**Exercise details:**
Select every line containing the word "Approx" from the material, and copy those lines.

**Raw records:**
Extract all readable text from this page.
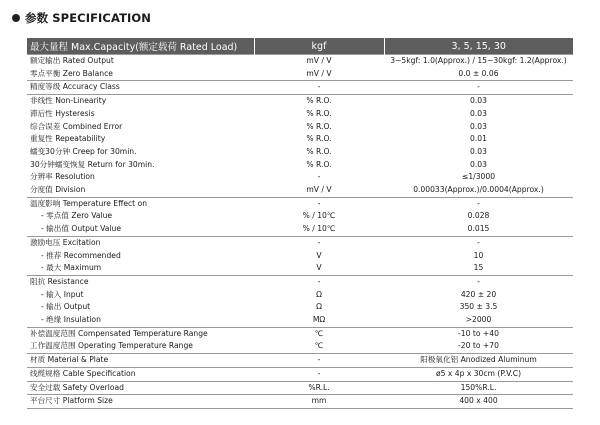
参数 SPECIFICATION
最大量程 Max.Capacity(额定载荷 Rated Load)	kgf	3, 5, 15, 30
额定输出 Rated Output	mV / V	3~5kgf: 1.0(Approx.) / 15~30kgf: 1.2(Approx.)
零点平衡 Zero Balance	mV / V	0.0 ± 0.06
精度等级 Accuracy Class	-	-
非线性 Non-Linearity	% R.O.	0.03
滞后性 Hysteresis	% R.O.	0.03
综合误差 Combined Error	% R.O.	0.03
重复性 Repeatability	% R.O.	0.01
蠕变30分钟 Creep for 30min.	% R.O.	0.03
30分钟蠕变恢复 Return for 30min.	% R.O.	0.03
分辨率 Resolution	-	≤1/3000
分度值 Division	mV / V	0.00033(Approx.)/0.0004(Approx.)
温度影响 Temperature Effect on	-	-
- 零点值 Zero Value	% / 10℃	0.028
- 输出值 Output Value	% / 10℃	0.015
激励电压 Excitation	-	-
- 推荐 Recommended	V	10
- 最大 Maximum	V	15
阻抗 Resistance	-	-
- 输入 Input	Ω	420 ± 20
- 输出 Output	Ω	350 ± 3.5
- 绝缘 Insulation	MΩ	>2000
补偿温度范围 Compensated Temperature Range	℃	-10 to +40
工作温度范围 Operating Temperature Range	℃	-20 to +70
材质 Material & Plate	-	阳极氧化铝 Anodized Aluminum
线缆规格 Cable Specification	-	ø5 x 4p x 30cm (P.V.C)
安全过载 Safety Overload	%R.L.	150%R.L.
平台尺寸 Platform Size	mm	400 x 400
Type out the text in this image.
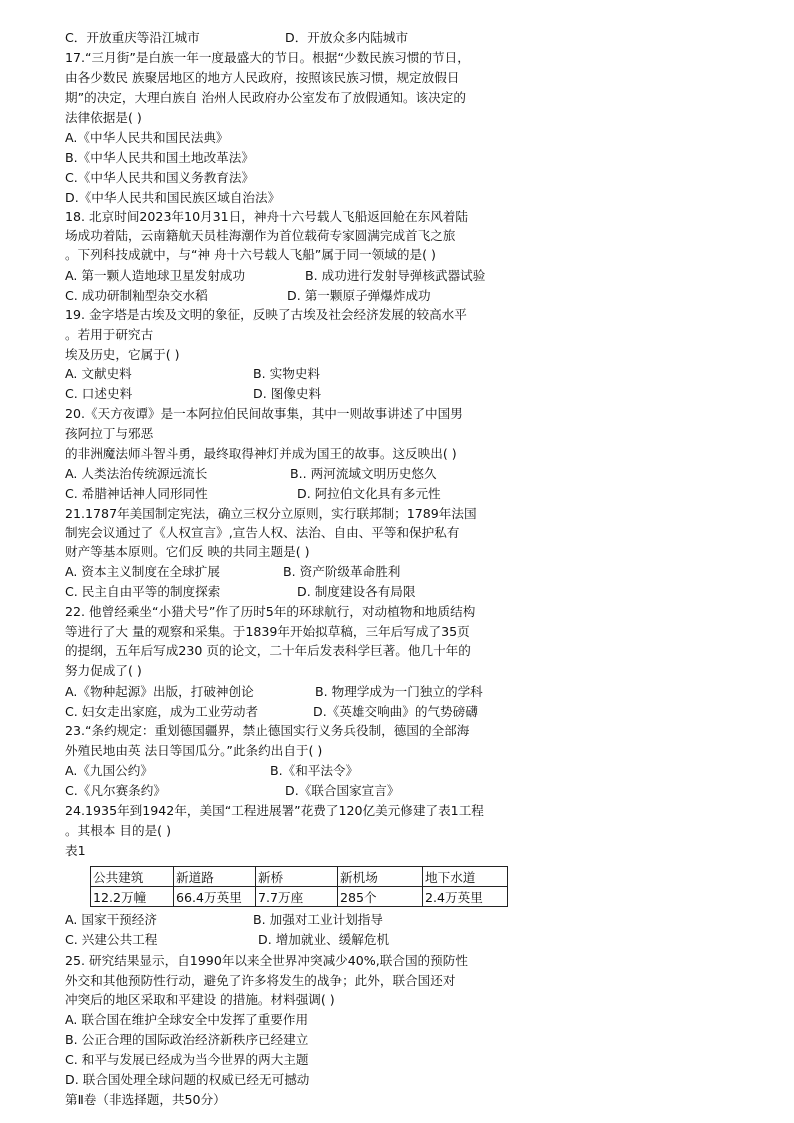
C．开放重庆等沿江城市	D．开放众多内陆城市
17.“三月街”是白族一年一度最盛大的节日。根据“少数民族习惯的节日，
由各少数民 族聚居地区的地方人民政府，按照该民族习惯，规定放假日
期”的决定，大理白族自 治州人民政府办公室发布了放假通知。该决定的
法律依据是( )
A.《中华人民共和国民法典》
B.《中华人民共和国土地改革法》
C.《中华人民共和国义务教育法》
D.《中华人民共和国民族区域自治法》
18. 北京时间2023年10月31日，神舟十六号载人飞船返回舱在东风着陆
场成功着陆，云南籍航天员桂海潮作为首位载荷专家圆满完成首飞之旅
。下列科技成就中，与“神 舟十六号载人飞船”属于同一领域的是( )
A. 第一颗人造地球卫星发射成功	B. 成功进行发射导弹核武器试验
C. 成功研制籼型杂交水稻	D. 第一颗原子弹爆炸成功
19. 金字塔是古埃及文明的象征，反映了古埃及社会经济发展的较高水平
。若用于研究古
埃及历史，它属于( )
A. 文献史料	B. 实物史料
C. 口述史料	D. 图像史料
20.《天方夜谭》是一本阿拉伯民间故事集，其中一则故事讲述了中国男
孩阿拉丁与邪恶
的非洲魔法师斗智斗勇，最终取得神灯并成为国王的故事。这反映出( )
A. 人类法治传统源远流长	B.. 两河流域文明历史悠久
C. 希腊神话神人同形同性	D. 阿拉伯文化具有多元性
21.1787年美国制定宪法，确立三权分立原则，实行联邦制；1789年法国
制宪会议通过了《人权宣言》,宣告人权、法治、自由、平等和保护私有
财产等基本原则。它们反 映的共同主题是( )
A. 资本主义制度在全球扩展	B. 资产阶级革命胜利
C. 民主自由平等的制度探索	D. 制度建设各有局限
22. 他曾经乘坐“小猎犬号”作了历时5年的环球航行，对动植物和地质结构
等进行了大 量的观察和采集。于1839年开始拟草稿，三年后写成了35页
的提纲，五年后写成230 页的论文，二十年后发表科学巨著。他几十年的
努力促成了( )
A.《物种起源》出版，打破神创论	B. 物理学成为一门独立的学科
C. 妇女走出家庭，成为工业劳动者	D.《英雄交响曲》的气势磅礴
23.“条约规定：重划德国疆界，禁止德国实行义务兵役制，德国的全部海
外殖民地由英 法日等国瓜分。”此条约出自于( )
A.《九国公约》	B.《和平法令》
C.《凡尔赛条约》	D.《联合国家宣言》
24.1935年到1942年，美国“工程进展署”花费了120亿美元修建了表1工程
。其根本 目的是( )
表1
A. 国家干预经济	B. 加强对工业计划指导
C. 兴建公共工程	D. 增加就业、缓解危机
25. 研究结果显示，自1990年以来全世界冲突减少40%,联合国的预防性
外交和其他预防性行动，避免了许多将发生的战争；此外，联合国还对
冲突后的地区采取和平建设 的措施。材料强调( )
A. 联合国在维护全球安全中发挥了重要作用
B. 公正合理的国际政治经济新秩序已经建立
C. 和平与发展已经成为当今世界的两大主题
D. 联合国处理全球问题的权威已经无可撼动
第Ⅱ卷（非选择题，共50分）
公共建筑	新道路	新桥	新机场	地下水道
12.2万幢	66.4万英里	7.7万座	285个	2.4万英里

**Solution below:**
额定输出 Rated Output	mV / V	3~5kgf: 1.0(Approx.) / 15~30kgf: 1.2(Approx.)
分度值 Division	mV / V	0.00033(Approx.)/0.0004(Approx.)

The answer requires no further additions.